━━ Provided entries
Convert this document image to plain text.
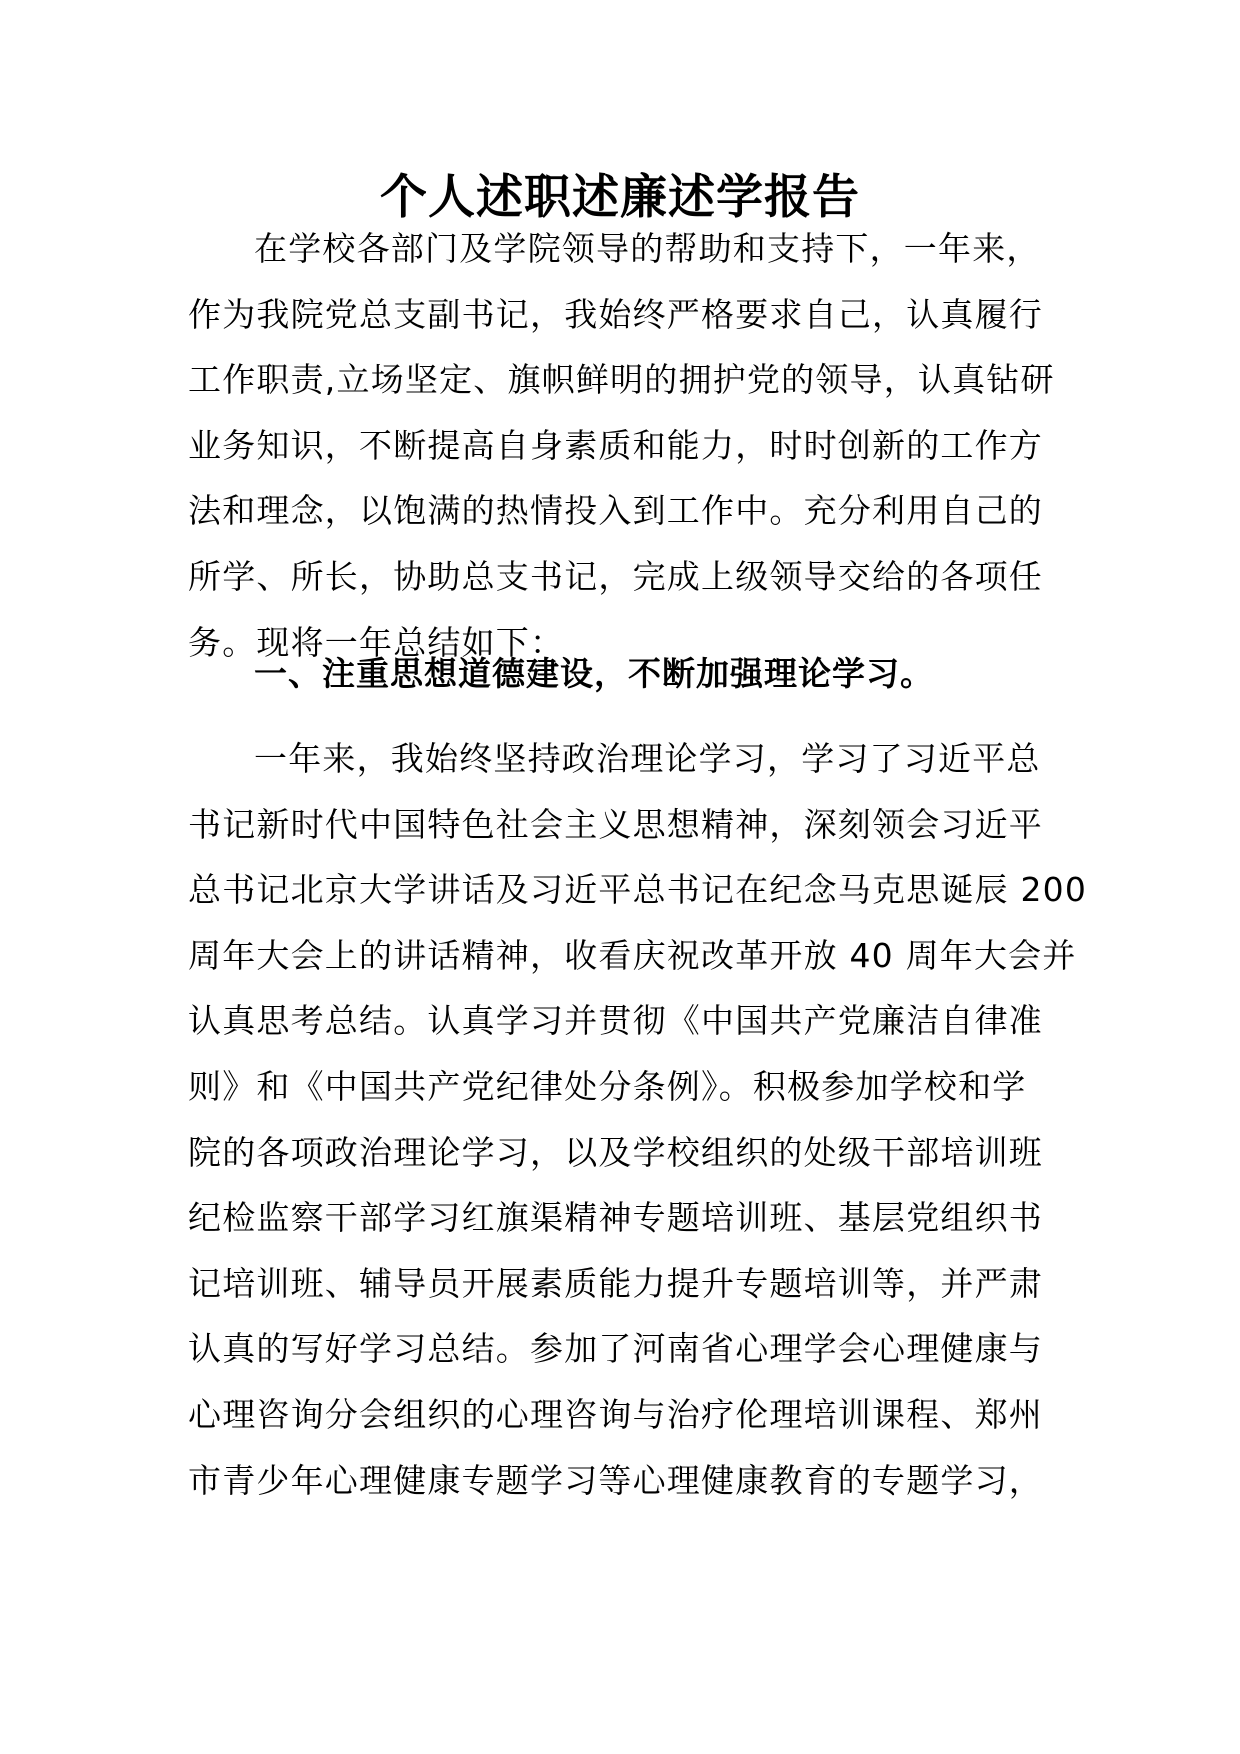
个人述职述廉述学报告
在学校各部门及学院领导的帮助和支持下，一年来，
作为我院党总支副书记，我始终严格要求自己，认真履行
工作职责,立场坚定、旗帜鲜明的拥护党的领导，认真钻研
业务知识，不断提高自身素质和能力，时时创新的工作方
法和理念，以饱满的热情投入到工作中。充分利用自己的
所学、所长，协助总支书记，完成上级领导交给的各项任
务。现将一年总结如下：
一、注重思想道德建设，不断加强理论学习。
一年来，我始终坚持政治理论学习，学习了习近平总
书记新时代中国特色社会主义思想精神，深刻领会习近平
总书记北京大学讲话及习近平总书记在纪念马克思诞辰 200
周年大会上的讲话精神，收看庆祝改革开放 40 周年大会并
认真思考总结。认真学习并贯彻《中国共产党廉洁自律准
则》和《中国共产党纪律处分条例》。积极参加学校和学
院的各项政治理论学习，以及学校组织的处级干部培训班
纪检监察干部学习红旗渠精神专题培训班、基层党组织书
记培训班、辅导员开展素质能力提升专题培训等，并严肃
认真的写好学习总结。参加了河南省心理学会心理健康与
心理咨询分会组织的心理咨询与治疗伦理培训课程、郑州
市青少年心理健康专题学习等心理健康教育的专题学习，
━━━━
Problem requirements:
Print the full listing exactly, dropping the pictures.

Result of this exercise:
Convert this document image to plain text.
个人述职述廉述学报告
在学校各部门及学院领导的帮助和支持下，一年来，
作为我院党总支副书记，我始终严格要求自己，认真履行
工作职责,立场坚定、旗帜鲜明的拥护党的领导，认真钻研
业务知识，不断提高自身素质和能力，时时创新的工作方
法和理念，以饱满的热情投入到工作中。充分利用自己的
所学、所长，协助总支书记，完成上级领导交给的各项任
务。现将一年总结如下：
一、注重思想道德建设，不断加强理论学习。
一年来，我始终坚持政治理论学习，学习了习近平总
书记新时代中国特色社会主义思想精神，深刻领会习近平
总书记北京大学讲话及习近平总书记在纪念马克思诞辰 200
周年大会上的讲话精神，收看庆祝改革开放 40 周年大会并
认真思考总结。认真学习并贯彻《中国共产党廉洁自律准
则》和《中国共产党纪律处分条例》。积极参加学校和学
院的各项政治理论学习，以及学校组织的处级干部培训班
纪检监察干部学习红旗渠精神专题培训班、基层党组织书
记培训班、辅导员开展素质能力提升专题培训等，并严肃
认真的写好学习总结。参加了河南省心理学会心理健康与
心理咨询分会组织的心理咨询与治疗伦理培训课程、郑州
市青少年心理健康专题学习等心理健康教育的专题学习，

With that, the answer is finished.